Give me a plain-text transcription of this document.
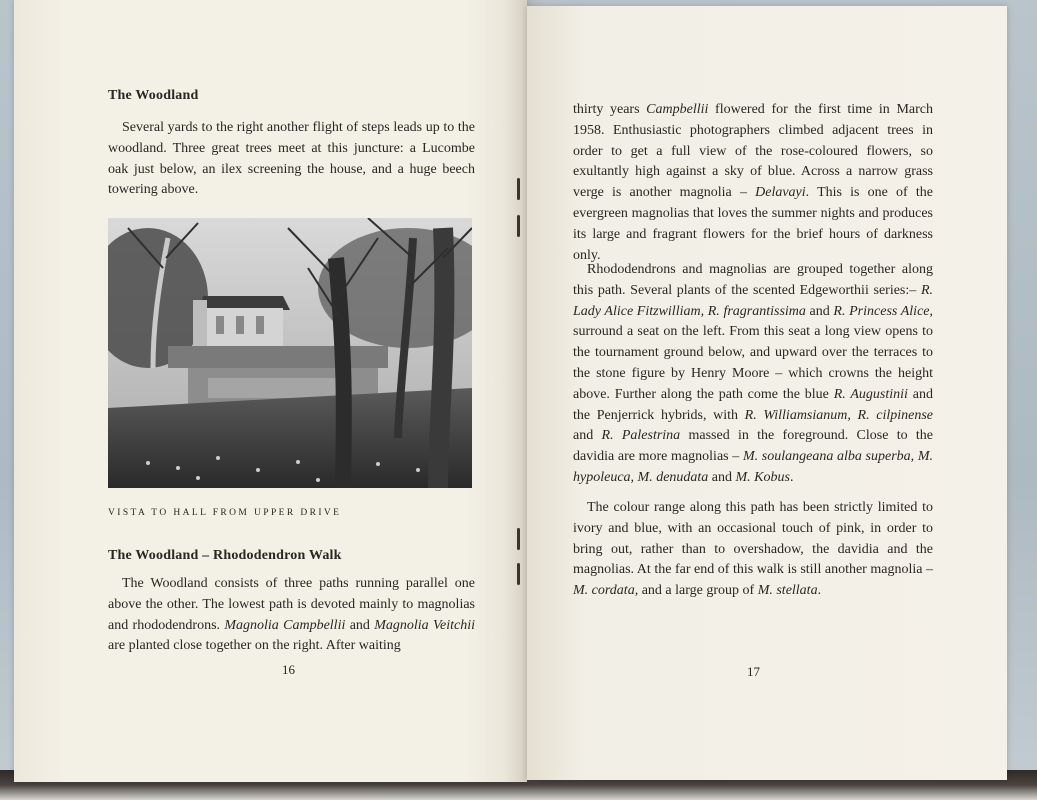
The Woodland

Several yards to the right another flight of steps leads up to the woodland. Three great trees meet at this juncture: a Lucombe oak just below, an ilex screening the house, and a huge beech towering above.

VISTA TO HALL FROM UPPER DRIVE
The Woodland – Rhododendron Walk

The Woodland consists of three paths running parallel one above the other. The lowest path is devoted mainly to magnolias and rhododendrons. Magnolia Campbellii and Magnolia Veitchii are planted close together on the right. After waiting

16

thirty years Campbellii flowered for the first time in March 1958. Enthusiastic photographers climbed adjacent trees in order to get a full view of the rose-coloured flowers, so exultantly high against a sky of blue. Across a narrow grass verge is another magnolia – Delavayi. This is one of the evergreen magnolias that loves the summer nights and produces its large and fragrant flowers for the brief hours of darkness only.

Rhododendrons and magnolias are grouped together along this path. Several plants of the scented Edgeworthii series:– R. Lady Alice Fitzwilliam, R. fragrantissima and R. Princess Alice, surround a seat on the left. From this seat a long view opens to the tournament ground below, and upward over the terraces to the stone figure by Henry Moore – which crowns the height above. Further along the path come the blue R. Augustinii and the Penjerrick hybrids, with R. Williamsianum, R. cilpinense and R. Palestrina massed in the foreground. Close to the davidia are more magnolias – M. soulangeana alba superba, M. hypoleuca, M. denudata and M. Kobus.

The colour range along this path has been strictly limited to ivory and blue, with an occasional touch of pink, in order to bring out, rather than to overshadow, the davidia and the magnolias. At the far end of this walk is still another magnolia – M. cordata, and a large group of M. stellata.

17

=== Exercise details ===
Take the listing above and restate it word for word, without its pictures.

=== Solution for this problem ===
Give me a plain-text transcription of this document.
The Woodland

Several yards to the right another flight of steps leads up to the woodland. Three great trees meet at this juncture: a Lucombe oak just below, an ilex screening the house, and a huge beech towering above.

VISTA TO HALL FROM UPPER DRIVE
The Woodland – Rhododendron Walk

The Woodland consists of three paths running parallel one above the other. The lowest path is devoted mainly to magnolias and rhododendrons. Magnolia Campbellii and Magnolia Veitchii are planted close together on the right. After waiting

16

thirty years Campbellii flowered for the first time in March 1958. Enthusiastic photographers climbed adjacent trees in order to get a full view of the rose-coloured flowers, so exultantly high against a sky of blue. Across a narrow grass verge is another magnolia – Delavayi. This is one of the evergreen magnolias that loves the summer nights and produces its large and fragrant flowers for the brief hours of darkness only.

Rhododendrons and magnolias are grouped together along this path. Several plants of the scented Edgeworthii series:– R. Lady Alice Fitzwilliam, R. fragrantissima and R. Princess Alice, surround a seat on the left. From this seat a long view opens to the tournament ground below, and upward over the terraces to the stone figure by Henry Moore – which crowns the height above. Further along the path come the blue R. Augustinii and the Penjerrick hybrids, with R. Williamsianum, R. cilpinense and R. Palestrina massed in the foreground. Close to the davidia are more magnolias – M. soulangeana alba superba, M. hypoleuca, M. denudata and M. Kobus.

The colour range along this path has been strictly limited to ivory and blue, with an occasional touch of pink, in order to bring out, rather than to overshadow, the davidia and the magnolias. At the far end of this walk is still another magnolia – M. cordata, and a large group of M. stellata.

17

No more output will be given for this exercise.